WRITTEN PROBLEM>
Wherever the word "在机电一体化系统中" appears in a line, copy that line.

SUPPLIED RECORDS>
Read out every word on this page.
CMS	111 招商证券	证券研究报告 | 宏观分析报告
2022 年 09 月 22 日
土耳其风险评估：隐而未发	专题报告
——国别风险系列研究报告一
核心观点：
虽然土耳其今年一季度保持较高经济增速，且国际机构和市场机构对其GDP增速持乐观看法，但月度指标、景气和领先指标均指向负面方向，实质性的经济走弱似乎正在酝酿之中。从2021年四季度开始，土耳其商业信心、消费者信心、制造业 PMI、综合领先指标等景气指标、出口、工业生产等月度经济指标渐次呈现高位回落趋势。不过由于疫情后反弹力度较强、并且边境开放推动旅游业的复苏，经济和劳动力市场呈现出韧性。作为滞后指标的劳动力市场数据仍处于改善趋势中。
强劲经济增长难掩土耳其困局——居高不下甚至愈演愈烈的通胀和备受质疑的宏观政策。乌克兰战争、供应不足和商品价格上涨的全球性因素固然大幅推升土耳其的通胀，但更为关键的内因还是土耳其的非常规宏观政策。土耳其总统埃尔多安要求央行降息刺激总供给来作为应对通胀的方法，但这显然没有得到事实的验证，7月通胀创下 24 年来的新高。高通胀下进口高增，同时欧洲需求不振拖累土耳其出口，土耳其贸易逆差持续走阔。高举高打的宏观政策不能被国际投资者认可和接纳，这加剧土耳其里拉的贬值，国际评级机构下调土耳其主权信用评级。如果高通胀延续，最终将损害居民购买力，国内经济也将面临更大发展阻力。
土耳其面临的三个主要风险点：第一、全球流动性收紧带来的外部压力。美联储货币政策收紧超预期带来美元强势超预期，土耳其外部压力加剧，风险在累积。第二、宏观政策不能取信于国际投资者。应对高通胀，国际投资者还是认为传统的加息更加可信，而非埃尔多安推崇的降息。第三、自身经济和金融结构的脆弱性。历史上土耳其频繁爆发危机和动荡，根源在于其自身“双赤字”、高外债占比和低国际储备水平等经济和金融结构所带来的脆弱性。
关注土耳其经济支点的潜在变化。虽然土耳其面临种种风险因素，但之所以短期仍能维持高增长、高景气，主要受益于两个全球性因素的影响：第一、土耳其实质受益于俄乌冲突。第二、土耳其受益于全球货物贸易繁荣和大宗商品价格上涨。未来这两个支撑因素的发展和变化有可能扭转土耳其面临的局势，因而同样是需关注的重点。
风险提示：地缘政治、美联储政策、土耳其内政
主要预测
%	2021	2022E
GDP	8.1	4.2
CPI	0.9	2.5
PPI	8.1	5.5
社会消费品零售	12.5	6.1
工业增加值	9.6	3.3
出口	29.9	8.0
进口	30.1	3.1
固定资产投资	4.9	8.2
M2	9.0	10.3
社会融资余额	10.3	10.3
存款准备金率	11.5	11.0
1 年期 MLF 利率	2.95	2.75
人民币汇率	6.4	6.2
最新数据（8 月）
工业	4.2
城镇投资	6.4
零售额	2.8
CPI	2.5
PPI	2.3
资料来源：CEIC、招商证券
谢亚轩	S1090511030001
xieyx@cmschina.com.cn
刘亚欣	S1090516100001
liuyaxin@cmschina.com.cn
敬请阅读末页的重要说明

--

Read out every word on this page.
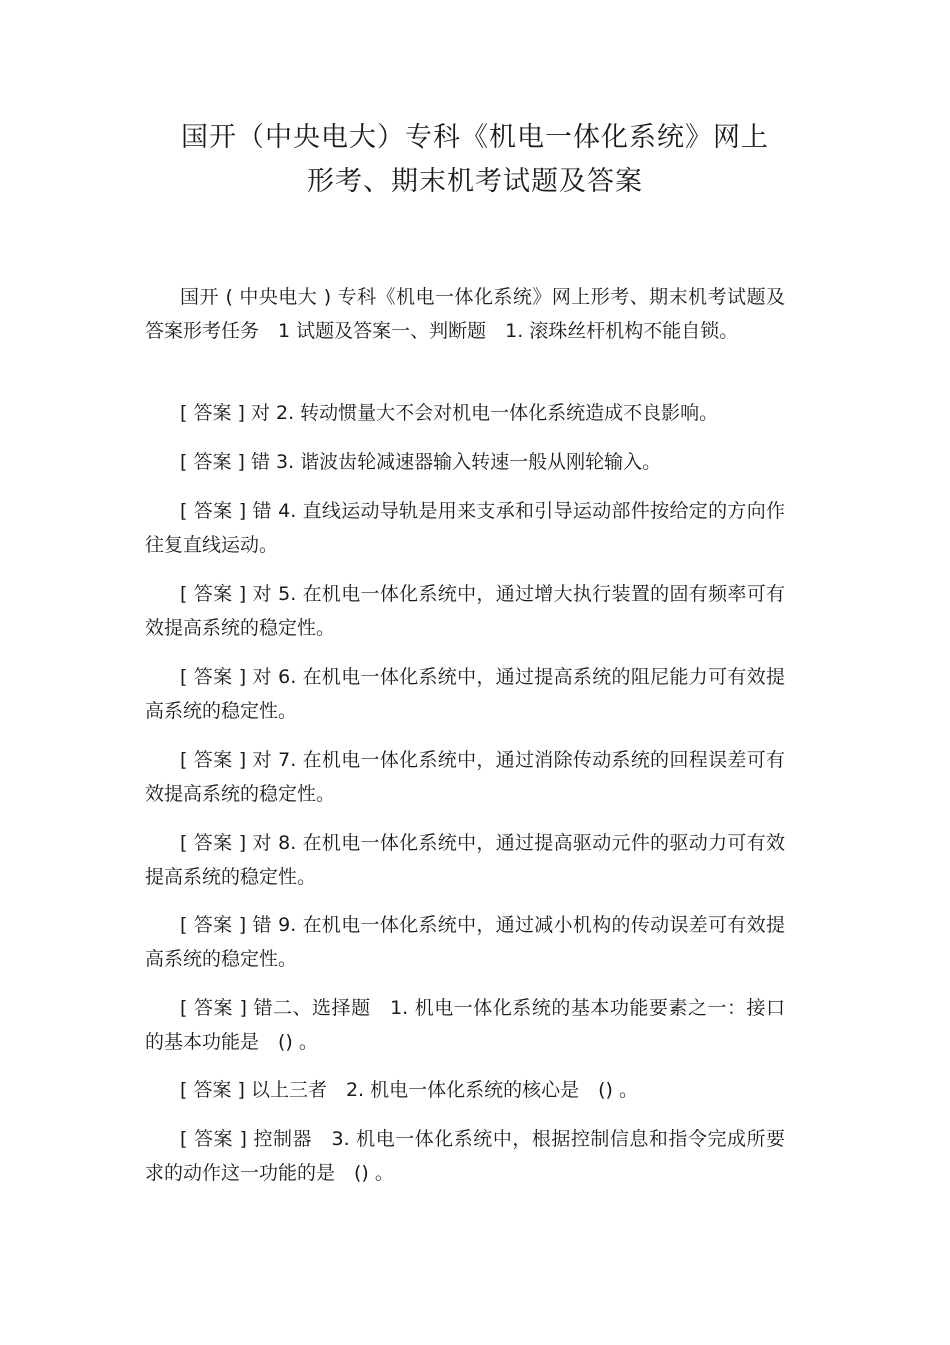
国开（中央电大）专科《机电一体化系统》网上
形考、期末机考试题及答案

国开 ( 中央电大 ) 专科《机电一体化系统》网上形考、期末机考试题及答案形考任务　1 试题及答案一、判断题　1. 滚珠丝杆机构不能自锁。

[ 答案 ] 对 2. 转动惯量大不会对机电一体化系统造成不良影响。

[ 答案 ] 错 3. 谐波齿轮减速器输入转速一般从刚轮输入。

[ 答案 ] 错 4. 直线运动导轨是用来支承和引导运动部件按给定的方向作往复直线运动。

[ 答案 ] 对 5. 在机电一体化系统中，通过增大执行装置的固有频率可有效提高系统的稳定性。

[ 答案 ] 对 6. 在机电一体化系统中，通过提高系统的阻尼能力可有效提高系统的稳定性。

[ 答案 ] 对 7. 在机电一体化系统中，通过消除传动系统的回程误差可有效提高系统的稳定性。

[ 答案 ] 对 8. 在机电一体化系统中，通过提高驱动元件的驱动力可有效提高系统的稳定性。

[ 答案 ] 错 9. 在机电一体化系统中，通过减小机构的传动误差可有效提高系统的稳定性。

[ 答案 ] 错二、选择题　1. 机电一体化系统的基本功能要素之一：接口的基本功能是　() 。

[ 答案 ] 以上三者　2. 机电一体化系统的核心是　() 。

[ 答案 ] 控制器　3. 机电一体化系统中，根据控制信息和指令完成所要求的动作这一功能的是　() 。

COMPLETE ANSWER>
[ 答案 ] 对 5. 在机电一体化系统中，通过增大执行装置的固有频率可有效提高系统的稳定性。
[ 答案 ] 对 6. 在机电一体化系统中，通过提高系统的阻尼能力可有效提高系统的稳定性。
[ 答案 ] 对 7. 在机电一体化系统中，通过消除传动系统的回程误差可有效提高系统的稳定性。
[ 答案 ] 对 8. 在机电一体化系统中，通过提高驱动元件的驱动力可有效提高系统的稳定性。
[ 答案 ] 错 9. 在机电一体化系统中，通过减小机构的传动误差可有效提高系统的稳定性。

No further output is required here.